++++ Dataset rows
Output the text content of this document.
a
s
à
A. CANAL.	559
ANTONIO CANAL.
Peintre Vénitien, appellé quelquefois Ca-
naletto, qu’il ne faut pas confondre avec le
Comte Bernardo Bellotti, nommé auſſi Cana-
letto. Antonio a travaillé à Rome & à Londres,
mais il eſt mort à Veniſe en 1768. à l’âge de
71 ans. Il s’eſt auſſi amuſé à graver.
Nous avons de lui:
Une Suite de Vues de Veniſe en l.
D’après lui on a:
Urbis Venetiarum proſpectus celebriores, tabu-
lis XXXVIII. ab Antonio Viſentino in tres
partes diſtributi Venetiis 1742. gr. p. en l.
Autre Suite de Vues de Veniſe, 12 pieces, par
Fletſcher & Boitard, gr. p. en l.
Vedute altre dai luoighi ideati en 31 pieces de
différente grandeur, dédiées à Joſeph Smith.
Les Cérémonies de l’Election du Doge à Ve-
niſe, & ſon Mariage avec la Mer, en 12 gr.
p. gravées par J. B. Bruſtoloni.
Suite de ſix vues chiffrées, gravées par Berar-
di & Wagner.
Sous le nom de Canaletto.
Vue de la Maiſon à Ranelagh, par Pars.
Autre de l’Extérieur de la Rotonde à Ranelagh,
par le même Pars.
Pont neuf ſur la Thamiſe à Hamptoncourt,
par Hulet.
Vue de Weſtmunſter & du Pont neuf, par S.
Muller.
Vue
++++++++
To do:
Each line of the material should be duplicated exactly, please.

Result for this exercise:
Output the text content of this document.
a
s
à
A. CANAL.	559
ANTONIO CANAL.
Peintre Vénitien, appellé quelquefois Ca-
naletto, qu’il ne faut pas confondre avec le
Comte Bernardo Bellotti, nommé auſſi Cana-
letto. Antonio a travaillé à Rome & à Londres,
mais il eſt mort à Veniſe en 1768. à l’âge de
71 ans. Il s’eſt auſſi amuſé à graver.
Nous avons de lui:
Une Suite de Vues de Veniſe en l.
D’après lui on a:
Urbis Venetiarum proſpectus celebriores, tabu-
lis XXXVIII. ab Antonio Viſentino in tres
partes diſtributi Venetiis 1742. gr. p. en l.
Autre Suite de Vues de Veniſe, 12 pieces, par
Fletſcher & Boitard, gr. p. en l.
Vedute altre dai luoighi ideati en 31 pieces de
différente grandeur, dédiées à Joſeph Smith.
Les Cérémonies de l’Election du Doge à Ve-
niſe, & ſon Mariage avec la Mer, en 12 gr.
p. gravées par J. B. Bruſtoloni.
Suite de ſix vues chiffrées, gravées par Berar-
di & Wagner.
Sous le nom de Canaletto.
Vue de la Maiſon à Ranelagh, par Pars.
Autre de l’Extérieur de la Rotonde à Ranelagh,
par le même Pars.
Pont neuf ſur la Thamiſe à Hamptoncourt,
par Hulet.
Vue de Weſtmunſter & du Pont neuf, par S.
Muller.
Vue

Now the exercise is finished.